(Dataset items)
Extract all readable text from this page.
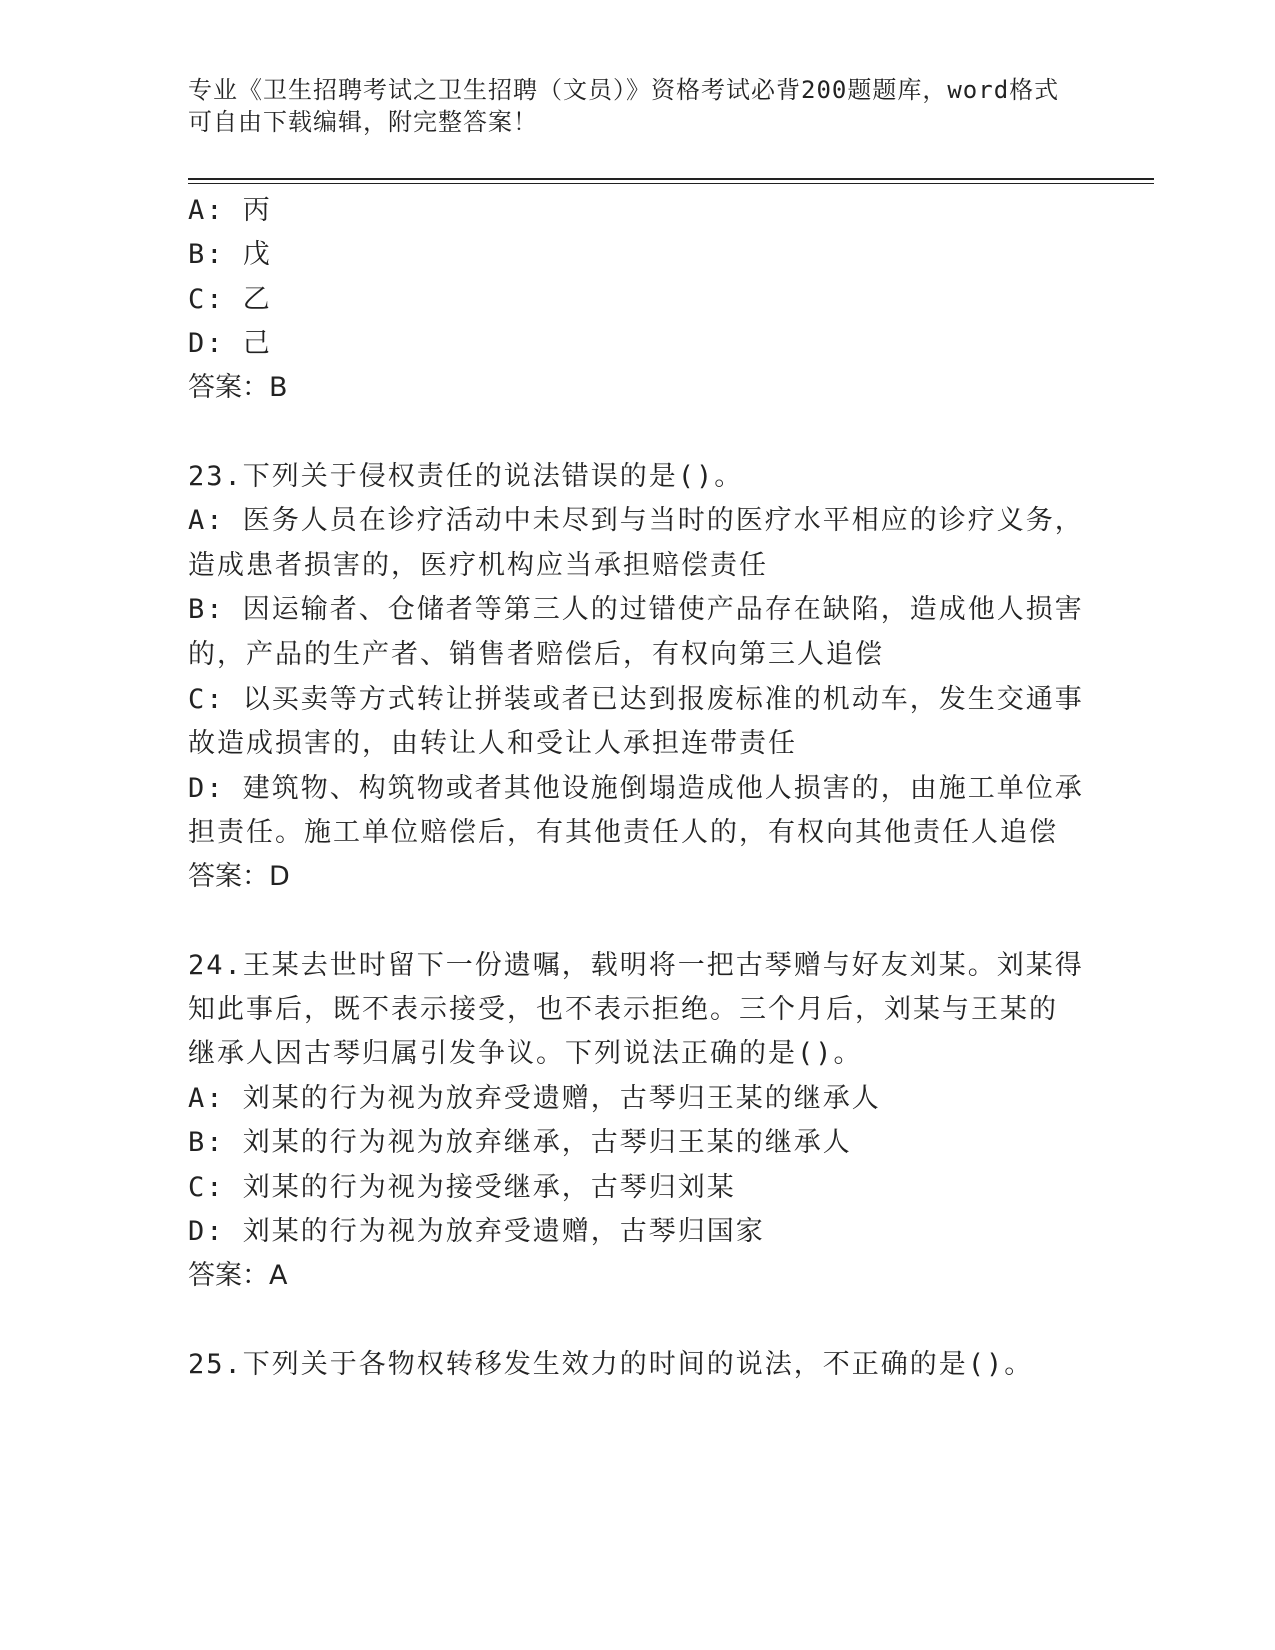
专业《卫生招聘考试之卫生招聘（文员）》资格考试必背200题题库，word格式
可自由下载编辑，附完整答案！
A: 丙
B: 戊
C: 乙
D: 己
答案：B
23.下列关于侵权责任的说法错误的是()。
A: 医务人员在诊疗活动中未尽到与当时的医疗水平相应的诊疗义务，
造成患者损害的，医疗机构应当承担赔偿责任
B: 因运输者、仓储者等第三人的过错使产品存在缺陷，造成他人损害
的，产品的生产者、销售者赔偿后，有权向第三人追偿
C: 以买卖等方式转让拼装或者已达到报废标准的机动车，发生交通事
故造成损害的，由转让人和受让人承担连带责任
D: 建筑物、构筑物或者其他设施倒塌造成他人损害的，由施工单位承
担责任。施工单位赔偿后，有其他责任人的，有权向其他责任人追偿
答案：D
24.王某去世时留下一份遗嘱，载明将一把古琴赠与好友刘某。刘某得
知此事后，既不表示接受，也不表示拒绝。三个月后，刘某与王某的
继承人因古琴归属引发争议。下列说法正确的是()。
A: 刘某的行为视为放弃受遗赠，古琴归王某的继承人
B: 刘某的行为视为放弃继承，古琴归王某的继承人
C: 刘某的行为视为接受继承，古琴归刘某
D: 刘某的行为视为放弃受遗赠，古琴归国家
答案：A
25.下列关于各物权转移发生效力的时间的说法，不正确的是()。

▶ **SET PROBLEM**
Write the records out once more, exactly as they appear, with no pictures.

▶ **ANSWER FOR THIS EXERCISE**
Extract all readable text from this page.
专业《卫生招聘考试之卫生招聘（文员）》资格考试必背200题题库，word格式
可自由下载编辑，附完整答案！
A: 丙
B: 戊
C: 乙
D: 己
答案：B
23.下列关于侵权责任的说法错误的是()。
A: 医务人员在诊疗活动中未尽到与当时的医疗水平相应的诊疗义务，
造成患者损害的，医疗机构应当承担赔偿责任
B: 因运输者、仓储者等第三人的过错使产品存在缺陷，造成他人损害
的，产品的生产者、销售者赔偿后，有权向第三人追偿
C: 以买卖等方式转让拼装或者已达到报废标准的机动车，发生交通事
故造成损害的，由转让人和受让人承担连带责任
D: 建筑物、构筑物或者其他设施倒塌造成他人损害的，由施工单位承
担责任。施工单位赔偿后，有其他责任人的，有权向其他责任人追偿
答案：D
24.王某去世时留下一份遗嘱，载明将一把古琴赠与好友刘某。刘某得
知此事后，既不表示接受，也不表示拒绝。三个月后，刘某与王某的
继承人因古琴归属引发争议。下列说法正确的是()。
A: 刘某的行为视为放弃受遗赠，古琴归王某的继承人
B: 刘某的行为视为放弃继承，古琴归王某的继承人
C: 刘某的行为视为接受继承，古琴归刘某
D: 刘某的行为视为放弃受遗赠，古琴归国家
答案：A
25.下列关于各物权转移发生效力的时间的说法，不正确的是()。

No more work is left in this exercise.